## Given instruction
All records below must be retyped exactly.

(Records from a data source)
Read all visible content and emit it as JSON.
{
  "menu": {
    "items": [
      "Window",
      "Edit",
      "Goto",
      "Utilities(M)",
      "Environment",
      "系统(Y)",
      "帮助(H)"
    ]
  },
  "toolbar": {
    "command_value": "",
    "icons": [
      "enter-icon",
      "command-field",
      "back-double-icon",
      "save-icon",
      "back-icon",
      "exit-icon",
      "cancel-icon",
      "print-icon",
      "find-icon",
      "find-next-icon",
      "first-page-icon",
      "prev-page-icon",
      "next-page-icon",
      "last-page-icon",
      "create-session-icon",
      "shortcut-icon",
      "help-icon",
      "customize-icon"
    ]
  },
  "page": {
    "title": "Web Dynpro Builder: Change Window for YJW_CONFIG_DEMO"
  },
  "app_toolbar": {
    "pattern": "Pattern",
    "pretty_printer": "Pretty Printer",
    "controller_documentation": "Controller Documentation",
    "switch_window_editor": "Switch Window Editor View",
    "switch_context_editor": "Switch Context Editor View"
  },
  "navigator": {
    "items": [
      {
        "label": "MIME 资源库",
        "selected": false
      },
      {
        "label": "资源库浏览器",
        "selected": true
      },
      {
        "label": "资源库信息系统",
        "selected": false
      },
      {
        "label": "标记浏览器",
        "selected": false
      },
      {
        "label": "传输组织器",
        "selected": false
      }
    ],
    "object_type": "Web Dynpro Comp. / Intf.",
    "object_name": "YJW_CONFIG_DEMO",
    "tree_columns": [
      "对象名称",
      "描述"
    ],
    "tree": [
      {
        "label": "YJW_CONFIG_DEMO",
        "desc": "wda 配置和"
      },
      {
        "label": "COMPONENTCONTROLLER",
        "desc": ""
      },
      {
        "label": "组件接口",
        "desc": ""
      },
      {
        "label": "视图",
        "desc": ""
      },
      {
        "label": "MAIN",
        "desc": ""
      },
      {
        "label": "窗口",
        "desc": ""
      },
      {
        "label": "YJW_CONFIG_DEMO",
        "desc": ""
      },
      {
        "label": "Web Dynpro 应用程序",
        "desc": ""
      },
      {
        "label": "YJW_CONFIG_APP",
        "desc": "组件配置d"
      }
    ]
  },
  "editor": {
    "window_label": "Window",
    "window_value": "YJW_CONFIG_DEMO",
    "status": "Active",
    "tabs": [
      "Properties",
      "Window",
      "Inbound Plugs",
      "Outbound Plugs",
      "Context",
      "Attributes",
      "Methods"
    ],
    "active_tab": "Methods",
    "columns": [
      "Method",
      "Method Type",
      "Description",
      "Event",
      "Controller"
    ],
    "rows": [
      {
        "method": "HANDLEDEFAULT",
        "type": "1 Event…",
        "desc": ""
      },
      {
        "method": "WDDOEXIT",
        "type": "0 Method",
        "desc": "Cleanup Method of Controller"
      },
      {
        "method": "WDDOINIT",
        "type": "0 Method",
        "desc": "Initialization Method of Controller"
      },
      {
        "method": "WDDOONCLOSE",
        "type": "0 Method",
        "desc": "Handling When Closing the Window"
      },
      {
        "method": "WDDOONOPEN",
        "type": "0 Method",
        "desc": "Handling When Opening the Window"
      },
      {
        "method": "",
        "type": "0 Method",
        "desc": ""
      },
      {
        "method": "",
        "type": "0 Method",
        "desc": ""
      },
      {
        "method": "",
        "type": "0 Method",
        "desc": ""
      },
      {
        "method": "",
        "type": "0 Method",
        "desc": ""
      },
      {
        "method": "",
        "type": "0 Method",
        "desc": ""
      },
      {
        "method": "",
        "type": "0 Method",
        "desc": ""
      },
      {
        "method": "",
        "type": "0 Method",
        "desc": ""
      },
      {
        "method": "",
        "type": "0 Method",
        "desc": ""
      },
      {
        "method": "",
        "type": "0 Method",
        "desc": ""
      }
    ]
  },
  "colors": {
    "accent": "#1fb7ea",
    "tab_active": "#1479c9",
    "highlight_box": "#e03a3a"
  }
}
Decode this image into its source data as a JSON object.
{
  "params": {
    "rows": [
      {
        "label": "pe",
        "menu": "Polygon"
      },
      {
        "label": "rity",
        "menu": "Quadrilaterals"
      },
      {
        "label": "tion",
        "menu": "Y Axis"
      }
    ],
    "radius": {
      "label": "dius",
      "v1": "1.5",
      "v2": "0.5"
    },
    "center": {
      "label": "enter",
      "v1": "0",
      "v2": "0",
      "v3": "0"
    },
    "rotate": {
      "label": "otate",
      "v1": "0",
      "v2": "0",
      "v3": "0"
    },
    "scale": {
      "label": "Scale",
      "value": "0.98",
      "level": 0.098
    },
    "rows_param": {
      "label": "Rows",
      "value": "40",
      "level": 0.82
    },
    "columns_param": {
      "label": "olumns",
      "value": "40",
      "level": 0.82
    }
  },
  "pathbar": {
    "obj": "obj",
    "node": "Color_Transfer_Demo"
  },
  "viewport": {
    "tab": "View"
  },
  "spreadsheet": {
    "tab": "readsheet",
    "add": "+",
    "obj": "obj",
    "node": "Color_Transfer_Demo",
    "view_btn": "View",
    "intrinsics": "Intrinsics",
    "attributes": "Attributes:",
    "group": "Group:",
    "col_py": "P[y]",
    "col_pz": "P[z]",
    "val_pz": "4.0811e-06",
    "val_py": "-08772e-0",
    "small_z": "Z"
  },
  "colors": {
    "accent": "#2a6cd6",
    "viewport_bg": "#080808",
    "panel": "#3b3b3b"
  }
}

## Solution for this exercise
Read all visible content and emit it as JSON.
{
  "menu": {
    "items": [
      "Window",
      "Edit",
      "Goto",
      "Utilities(M)",
      "Environment",
      "系统(Y)",
      "帮助(H)"
    ]
  },
  "toolbar": {
    "command_value": "",
    "icons": [
      "enter-icon",
      "command-field",
      "back-double-icon",
      "save-icon",
      "back-icon",
      "exit-icon",
      "cancel-icon",
      "print-icon",
      "find-icon",
      "find-next-icon",
      "first-page-icon",
      "prev-page-icon",
      "next-page-icon",
      "last-page-icon",
      "create-session-icon",
      "shortcut-icon",
      "help-icon",
      "customize-icon"
    ]
  },
  "page": {
    "title": "Web Dynpro Builder: Change Window for YJW_CONFIG_DEMO"
  },
  "app_toolbar": {
    "pattern": "Pattern",
    "pretty_printer": "Pretty Printer",
    "controller_documentation": "Controller Documentation",
    "switch_window_editor": "Switch Window Editor View",
    "switch_context_editor": "Switch Context Editor View"
  },
  "navigator": {
    "items": [
      {
        "label": "MIME 资源库",
        "selected": false
      },
      {
        "label": "资源库浏览器",
        "selected": true
      },
      {
        "label": "资源库信息系统",
        "selected": false
      },
      {
        "label": "标记浏览器",
        "selected": false
      },
      {
        "label": "传输组织器",
        "selected": false
      }
    ],
    "object_type": "Web Dynpro Comp. / Intf.",
    "object_name": "YJW_CONFIG_DEMO",
    "tree_columns": [
      "对象名称",
      "描述"
    ],
    "tree": [
      {
        "label": "YJW_CONFIG_DEMO",
        "desc": "wda 配置和"
      },
      {
        "label": "COMPONENTCONTROLLER",
        "desc": ""
      },
      {
        "label": "组件接口",
        "desc": ""
      },
      {
        "label": "视图",
        "desc": ""
      },
      {
        "label": "MAIN",
        "desc": ""
      },
      {
        "label": "窗口",
        "desc": ""
      },
      {
        "label": "YJW_CONFIG_DEMO",
        "desc": ""
      },
      {
        "label": "Web Dynpro 应用程序",
        "desc": ""
      },
      {
        "label": "YJW_CONFIG_APP",
        "desc": "组件配置d"
      }
    ]
  },
  "editor": {
    "window_label": "Window",
    "window_value": "YJW_CONFIG_DEMO",
    "status": "Active",
    "tabs": [
      "Properties",
      "Window",
      "Inbound Plugs",
      "Outbound Plugs",
      "Context",
      "Attributes",
      "Methods"
    ],
    "active_tab": "Methods",
    "columns": [
      "Method",
      "Method Type",
      "Description",
      "Event",
      "Controller"
    ],
    "rows": [
      {
        "method": "HANDLEDEFAULT",
        "type": "1 Event…",
        "desc": ""
      },
      {
        "method": "WDDOEXIT",
        "type": "0 Method",
        "desc": "Cleanup Method of Controller"
      },
      {
        "method": "WDDOINIT",
        "type": "0 Method",
        "desc": "Initialization Method of Controller"
      },
      {
        "method": "WDDOONCLOSE",
        "type": "0 Method",
        "desc": "Handling When Closing the Window"
      },
      {
        "method": "WDDOONOPEN",
        "type": "0 Method",
        "desc": "Handling When Opening the Window"
      },
      {
        "method": "",
        "type": "0 Method",
        "desc": ""
      },
      {
        "method": "",
        "type": "0 Method",
        "desc": ""
      },
      {
        "method": "",
        "type": "0 Method",
        "desc": ""
      },
      {
        "method": "",
        "type": "0 Method",
        "desc": ""
      },
      {
        "method": "",
        "type": "0 Method",
        "desc": ""
      },
      {
        "method": "",
        "type": "0 Method",
        "desc": ""
      },
      {
        "method": "",
        "type": "0 Method",
        "desc": ""
      },
      {
        "method": "",
        "type": "0 Method",
        "desc": ""
      },
      {
        "method": "",
        "type": "0 Method",
        "desc": ""
      }
    ]
  },
  "colors": {
    "accent": "#1fb7ea",
    "tab_active": "#1479c9",
    "highlight_box": "#e03a3a"
  }
}
Decode this image into its source data as a JSON object.
{
  "params": {
    "rows": [
      {
        "label": "pe",
        "menu": "Polygon"
      },
      {
        "label": "rity",
        "menu": "Quadrilaterals"
      },
      {
        "label": "tion",
        "menu": "Y Axis"
      }
    ],
    "radius": {
      "label": "dius",
      "v1": "1.5",
      "v2": "0.5"
    },
    "center": {
      "label": "enter",
      "v1": "0",
      "v2": "0",
      "v3": "0"
    },
    "rotate": {
      "label": "otate",
      "v1": "0",
      "v2": "0",
      "v3": "0"
    },
    "scale": {
      "label": "Scale",
      "value": "0.98",
      "level": 0.098
    },
    "rows_param": {
      "label": "Rows",
      "value": "40",
      "level": 0.82
    },
    "columns_param": {
      "label": "olumns",
      "value": "40",
      "level": 0.82
    }
  },
  "pathbar": {
    "obj": "obj",
    "node": "Color_Transfer_Demo"
  },
  "viewport": {
    "tab": "View"
  },
  "spreadsheet": {
    "tab": "readsheet",
    "add": "+",
    "obj": "obj",
    "node": "Color_Transfer_Demo",
    "view_btn": "View",
    "intrinsics": "Intrinsics",
    "attributes": "Attributes:",
    "group": "Group:",
    "col_py": "P[y]",
    "col_pz": "P[z]",
    "val_pz": "4.0811e-06",
    "val_py": "-08772e-0",
    "small_z": "Z"
  },
  "colors": {
    "accent": "#2a6cd6",
    "viewport_bg": "#080808",
    "panel": "#3b3b3b"
  }
}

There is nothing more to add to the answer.